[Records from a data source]
>> Begin
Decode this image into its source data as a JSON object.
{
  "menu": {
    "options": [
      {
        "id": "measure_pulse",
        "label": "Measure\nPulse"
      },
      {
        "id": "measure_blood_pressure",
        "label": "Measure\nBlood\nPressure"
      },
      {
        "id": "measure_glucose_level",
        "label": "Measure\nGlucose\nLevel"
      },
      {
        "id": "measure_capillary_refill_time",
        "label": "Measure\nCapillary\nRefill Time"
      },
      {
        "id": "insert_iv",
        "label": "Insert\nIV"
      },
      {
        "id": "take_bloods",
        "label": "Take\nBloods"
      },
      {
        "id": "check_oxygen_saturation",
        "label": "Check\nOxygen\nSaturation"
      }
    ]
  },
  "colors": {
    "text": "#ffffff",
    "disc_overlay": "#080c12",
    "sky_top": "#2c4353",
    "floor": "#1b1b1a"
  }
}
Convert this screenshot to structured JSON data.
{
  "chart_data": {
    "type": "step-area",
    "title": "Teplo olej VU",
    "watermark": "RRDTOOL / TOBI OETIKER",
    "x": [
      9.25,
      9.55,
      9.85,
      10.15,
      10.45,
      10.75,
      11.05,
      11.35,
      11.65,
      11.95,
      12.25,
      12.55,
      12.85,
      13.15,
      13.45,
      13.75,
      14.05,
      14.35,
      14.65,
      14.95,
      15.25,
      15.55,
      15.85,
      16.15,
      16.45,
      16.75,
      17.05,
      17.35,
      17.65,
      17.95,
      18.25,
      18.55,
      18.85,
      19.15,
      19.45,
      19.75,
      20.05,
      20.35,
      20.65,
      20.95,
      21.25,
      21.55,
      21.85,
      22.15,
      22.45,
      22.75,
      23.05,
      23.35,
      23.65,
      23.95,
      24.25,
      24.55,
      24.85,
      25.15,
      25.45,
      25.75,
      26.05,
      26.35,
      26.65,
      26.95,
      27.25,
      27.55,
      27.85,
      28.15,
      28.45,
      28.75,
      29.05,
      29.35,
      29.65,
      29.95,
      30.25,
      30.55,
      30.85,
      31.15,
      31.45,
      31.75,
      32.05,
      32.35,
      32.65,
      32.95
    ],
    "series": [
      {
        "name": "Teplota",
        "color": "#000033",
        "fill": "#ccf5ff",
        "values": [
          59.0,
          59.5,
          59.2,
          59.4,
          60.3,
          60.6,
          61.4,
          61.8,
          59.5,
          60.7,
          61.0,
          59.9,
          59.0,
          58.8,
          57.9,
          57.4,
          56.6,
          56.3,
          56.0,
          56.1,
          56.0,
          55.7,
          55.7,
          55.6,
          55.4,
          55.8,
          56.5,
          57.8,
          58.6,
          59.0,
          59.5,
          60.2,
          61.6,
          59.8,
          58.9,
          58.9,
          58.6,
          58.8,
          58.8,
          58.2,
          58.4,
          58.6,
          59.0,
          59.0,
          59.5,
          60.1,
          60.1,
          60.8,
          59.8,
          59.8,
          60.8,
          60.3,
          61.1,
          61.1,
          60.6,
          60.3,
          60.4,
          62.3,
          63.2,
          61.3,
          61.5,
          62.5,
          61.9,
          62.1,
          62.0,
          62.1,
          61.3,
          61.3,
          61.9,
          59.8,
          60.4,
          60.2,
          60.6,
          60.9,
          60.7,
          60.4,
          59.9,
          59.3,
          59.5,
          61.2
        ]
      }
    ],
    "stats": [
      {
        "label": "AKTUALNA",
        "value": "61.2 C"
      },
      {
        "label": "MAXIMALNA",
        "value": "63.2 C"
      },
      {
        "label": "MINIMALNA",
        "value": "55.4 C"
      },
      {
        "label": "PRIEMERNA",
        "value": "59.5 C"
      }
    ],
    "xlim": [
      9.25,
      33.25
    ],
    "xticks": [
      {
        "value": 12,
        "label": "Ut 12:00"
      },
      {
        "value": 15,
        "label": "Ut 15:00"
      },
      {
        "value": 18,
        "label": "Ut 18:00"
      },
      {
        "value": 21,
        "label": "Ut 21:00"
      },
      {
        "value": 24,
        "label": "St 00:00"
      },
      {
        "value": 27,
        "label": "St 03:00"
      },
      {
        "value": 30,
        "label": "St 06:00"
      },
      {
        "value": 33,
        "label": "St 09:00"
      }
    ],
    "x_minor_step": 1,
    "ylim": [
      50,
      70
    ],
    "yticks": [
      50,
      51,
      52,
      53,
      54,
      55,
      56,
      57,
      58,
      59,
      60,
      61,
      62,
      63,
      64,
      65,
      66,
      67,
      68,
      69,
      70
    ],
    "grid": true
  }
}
>> End
_Exercise requirements_: Look over the material above and show each line where "this" appears.

_Right answer_:
Decode this image into its source data as a JSON object.
Convert this screenshot to structured JSON data.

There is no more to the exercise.